** start of Records provided **

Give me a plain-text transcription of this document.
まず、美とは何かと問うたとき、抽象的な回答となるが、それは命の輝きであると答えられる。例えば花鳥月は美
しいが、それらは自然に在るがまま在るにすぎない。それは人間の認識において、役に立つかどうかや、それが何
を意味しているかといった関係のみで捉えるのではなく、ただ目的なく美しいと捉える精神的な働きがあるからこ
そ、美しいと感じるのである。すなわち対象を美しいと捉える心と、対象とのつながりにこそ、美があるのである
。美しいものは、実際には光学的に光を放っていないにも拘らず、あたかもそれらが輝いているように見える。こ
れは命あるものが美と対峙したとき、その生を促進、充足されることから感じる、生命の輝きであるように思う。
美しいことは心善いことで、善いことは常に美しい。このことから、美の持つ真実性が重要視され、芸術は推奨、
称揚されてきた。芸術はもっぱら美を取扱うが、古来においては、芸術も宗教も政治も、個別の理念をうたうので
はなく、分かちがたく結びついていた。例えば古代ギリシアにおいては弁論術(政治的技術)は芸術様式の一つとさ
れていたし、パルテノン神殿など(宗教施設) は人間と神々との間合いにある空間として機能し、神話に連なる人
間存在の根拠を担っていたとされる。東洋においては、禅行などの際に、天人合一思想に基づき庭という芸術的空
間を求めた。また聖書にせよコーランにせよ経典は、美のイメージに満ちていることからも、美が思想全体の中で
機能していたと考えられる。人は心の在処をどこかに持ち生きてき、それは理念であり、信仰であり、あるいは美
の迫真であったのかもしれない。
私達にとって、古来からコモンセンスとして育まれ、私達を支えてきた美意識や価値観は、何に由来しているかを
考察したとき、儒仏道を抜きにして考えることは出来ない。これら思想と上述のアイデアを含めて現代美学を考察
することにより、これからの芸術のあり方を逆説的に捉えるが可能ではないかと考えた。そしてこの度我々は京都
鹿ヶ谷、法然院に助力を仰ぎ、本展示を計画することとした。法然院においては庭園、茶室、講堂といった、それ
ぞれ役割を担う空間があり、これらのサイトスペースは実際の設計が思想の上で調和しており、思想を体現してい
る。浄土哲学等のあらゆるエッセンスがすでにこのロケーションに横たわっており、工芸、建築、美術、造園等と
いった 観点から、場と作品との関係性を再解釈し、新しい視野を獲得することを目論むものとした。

** end of Records provided **

§ Stated problem: Restate all of the entries above precisely.

§ Written reply:
Give me a plain-text transcription of this document.
まず、美とは何かと問うたとき、抽象的な回答となるが、それは命の輝きであると答えられる。例えば花鳥月は美
しいが、それらは自然に在るがまま在るにすぎない。それは人間の認識において、役に立つかどうかや、それが何
を意味しているかといった関係のみで捉えるのではなく、ただ目的なく美しいと捉える精神的な働きがあるからこ
そ、美しいと感じるのである。すなわち対象を美しいと捉える心と、対象とのつながりにこそ、美があるのである
。美しいものは、実際には光学的に光を放っていないにも拘らず、あたかもそれらが輝いているように見える。こ
れは命あるものが美と対峙したとき、その生を促進、充足されることから感じる、生命の輝きであるように思う。
美しいことは心善いことで、善いことは常に美しい。このことから、美の持つ真実性が重要視され、芸術は推奨、
称揚されてきた。芸術はもっぱら美を取扱うが、古来においては、芸術も宗教も政治も、個別の理念をうたうので
はなく、分かちがたく結びついていた。例えば古代ギリシアにおいては弁論術(政治的技術)は芸術様式の一つとさ
れていたし、パルテノン神殿など(宗教施設) は人間と神々との間合いにある空間として機能し、神話に連なる人
間存在の根拠を担っていたとされる。東洋においては、禅行などの際に、天人合一思想に基づき庭という芸術的空
間を求めた。また聖書にせよコーランにせよ経典は、美のイメージに満ちていることからも、美が思想全体の中で
機能していたと考えられる。人は心の在処をどこかに持ち生きてき、それは理念であり、信仰であり、あるいは美
の迫真であったのかもしれない。
私達にとって、古来からコモンセンスとして育まれ、私達を支えてきた美意識や価値観は、何に由来しているかを
考察したとき、儒仏道を抜きにして考えることは出来ない。これら思想と上述のアイデアを含めて現代美学を考察
することにより、これからの芸術のあり方を逆説的に捉えるが可能ではないかと考えた。そしてこの度我々は京都
鹿ヶ谷、法然院に助力を仰ぎ、本展示を計画することとした。法然院においては庭園、茶室、講堂といった、それ
ぞれ役割を担う空間があり、これらのサイトスペースは実際の設計が思想の上で調和しており、思想を体現してい
る。浄土哲学等のあらゆるエッセンスがすでにこのロケーションに横たわっており、工芸、建築、美術、造園等と
いった 観点から、場と作品との関係性を再解釈し、新しい視野を獲得することを目論むものとした。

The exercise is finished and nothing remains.